» **Selected excerpt**:
All I can say is it is better to be safe than sorry... CYA, as they say. O*D*W


----------



## KingCrab (Apr 29, 2012)

If they had any brains they wouldn't pile it all up in 1 pile. Scatter it around in the leaves etc. Don't visibly pile it up. I don't hunt but heard that's the way to do it. Can u plant corn in the woods?


----------



## kdawg.84 (Oct 8, 2007)

*Lol*



flounder1156 said:


> Three years ago ....leaving Blackwater WMA on Bob Pitts Rd.,I saw two nice bucks....crossing the road just after dark! One was huge.
> The next day I drove to that area and scouted in the direction the bucks were heading.
> Walking thru the tract of land I found why the bucks...and other deer.... were heading up this draw.
> Golden nuggets were littering the area...A nice baited site.
> ...


Ha ha ha ha ha ha ha. Daddy Daddy he's not closing his eyes while he counts. Lmfao.


----------



## MULLET HUNTER (Oct 3, 2007)

If I walked up on someone else's corn pile then I would leave and not go back.

If I HAD a corn pile in the middle of blackwater and someone found it. I would leave and not go back.

If I saw where someone snitched me out for feeding in a wma in social media I would probably go out of my way using my internet stalking ability and the pics off my trailcam "that I would have placed on several obvious routes to said corn pile" stalk you down and give you a good country ass whoopin for posting it for the world to see.

Feeding on wma happens all over the nation everyday. I don't agree with baiting deer because it is against the law in a wma. Not gonna say that at some point in my life that I haven't done it "with age comes wisdom" Matt of fact there was a time in my life that if I found a corn pile in blackwater then I would have jacked the tree right over it... Not anymore. I would make a point to make your life miserable for turning me in simply because that corn pile ain't none of your business. Understand this... There is some salt to the saying "snitches get stitches and wind up in ditches" 

Not the sharpest fella are you posting this on the internet so the "offender can pay $30 and find out where you live and everything else about you... It's not the $150 ticket that pisses folks off. It's the nosey bastards that rat folks out... Legal or not That corn pile just could be the only means for a family of four that lives in the wma to eat this winter. Ain't but one judge and it damn sure isn't you...


----------



## jmunoz (Jan 11, 2012)

MULLET HUNTER said:


> "snitches get stitches and wind up in ditches"
> 
> .


And that's coming from a cop. Never thought I'd see that. But in all seriousness ive walked quite of bit of bw and still havnt found no corn but I guess its cause I try and stay away from the crowds but I know if I did I wouldn't be hunting nowhere around there


----------



## MULLET HUNTER (Oct 3, 2007)

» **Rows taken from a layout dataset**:
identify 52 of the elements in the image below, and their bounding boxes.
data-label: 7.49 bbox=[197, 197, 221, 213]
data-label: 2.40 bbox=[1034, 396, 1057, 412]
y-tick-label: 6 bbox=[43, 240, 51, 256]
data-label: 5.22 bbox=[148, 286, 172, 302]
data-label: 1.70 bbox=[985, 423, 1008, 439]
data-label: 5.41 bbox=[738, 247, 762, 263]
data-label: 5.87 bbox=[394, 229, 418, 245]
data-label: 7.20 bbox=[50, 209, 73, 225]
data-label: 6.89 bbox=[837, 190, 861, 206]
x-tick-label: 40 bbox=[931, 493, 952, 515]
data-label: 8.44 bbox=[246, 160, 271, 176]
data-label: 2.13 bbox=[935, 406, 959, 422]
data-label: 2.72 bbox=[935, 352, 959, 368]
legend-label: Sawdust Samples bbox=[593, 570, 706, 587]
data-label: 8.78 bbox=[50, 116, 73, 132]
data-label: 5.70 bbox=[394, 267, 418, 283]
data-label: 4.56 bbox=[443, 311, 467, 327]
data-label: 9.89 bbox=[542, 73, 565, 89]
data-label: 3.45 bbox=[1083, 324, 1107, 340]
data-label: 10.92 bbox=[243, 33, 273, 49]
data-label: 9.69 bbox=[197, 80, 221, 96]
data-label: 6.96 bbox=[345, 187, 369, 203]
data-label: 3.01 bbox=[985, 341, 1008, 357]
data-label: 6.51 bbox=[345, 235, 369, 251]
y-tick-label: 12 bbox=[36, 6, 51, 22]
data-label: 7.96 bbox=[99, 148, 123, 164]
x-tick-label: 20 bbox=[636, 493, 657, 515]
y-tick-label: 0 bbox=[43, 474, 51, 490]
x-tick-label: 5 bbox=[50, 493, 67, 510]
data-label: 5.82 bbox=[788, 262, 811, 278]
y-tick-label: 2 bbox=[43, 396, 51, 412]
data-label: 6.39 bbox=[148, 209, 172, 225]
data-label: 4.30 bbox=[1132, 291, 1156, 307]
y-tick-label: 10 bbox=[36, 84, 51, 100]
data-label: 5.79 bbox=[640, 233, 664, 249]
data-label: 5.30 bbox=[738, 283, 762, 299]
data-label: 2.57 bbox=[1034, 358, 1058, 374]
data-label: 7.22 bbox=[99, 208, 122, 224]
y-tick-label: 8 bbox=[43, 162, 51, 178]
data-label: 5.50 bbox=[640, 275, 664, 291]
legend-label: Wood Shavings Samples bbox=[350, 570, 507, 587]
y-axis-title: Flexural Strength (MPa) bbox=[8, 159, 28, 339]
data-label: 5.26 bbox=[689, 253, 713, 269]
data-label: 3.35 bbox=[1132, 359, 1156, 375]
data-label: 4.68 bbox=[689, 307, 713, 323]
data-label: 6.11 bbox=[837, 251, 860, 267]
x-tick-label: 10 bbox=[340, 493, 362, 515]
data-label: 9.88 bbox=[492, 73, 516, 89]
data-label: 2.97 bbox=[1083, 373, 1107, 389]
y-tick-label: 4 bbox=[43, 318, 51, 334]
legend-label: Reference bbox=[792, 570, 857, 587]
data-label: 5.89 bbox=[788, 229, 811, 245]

» **Task to complete**: Duplicate the stretch of the forum thread about baiting deer from "All I can say" through "in the woods?". Rely only on the forum thread about baiting deer, not on the material.

» **The completed task**:
All I can say is it is better to be safe than sorry... CYA, as they say. O*D*W


----------



## KingCrab (Apr 29, 2012)

If they had any brains they wouldn't pile it all up in 1 pile. Scatter it around in the leaves etc. Don't visibly pile it up. I don't hunt but heard that's the way to do it. Can u plant corn in the woods?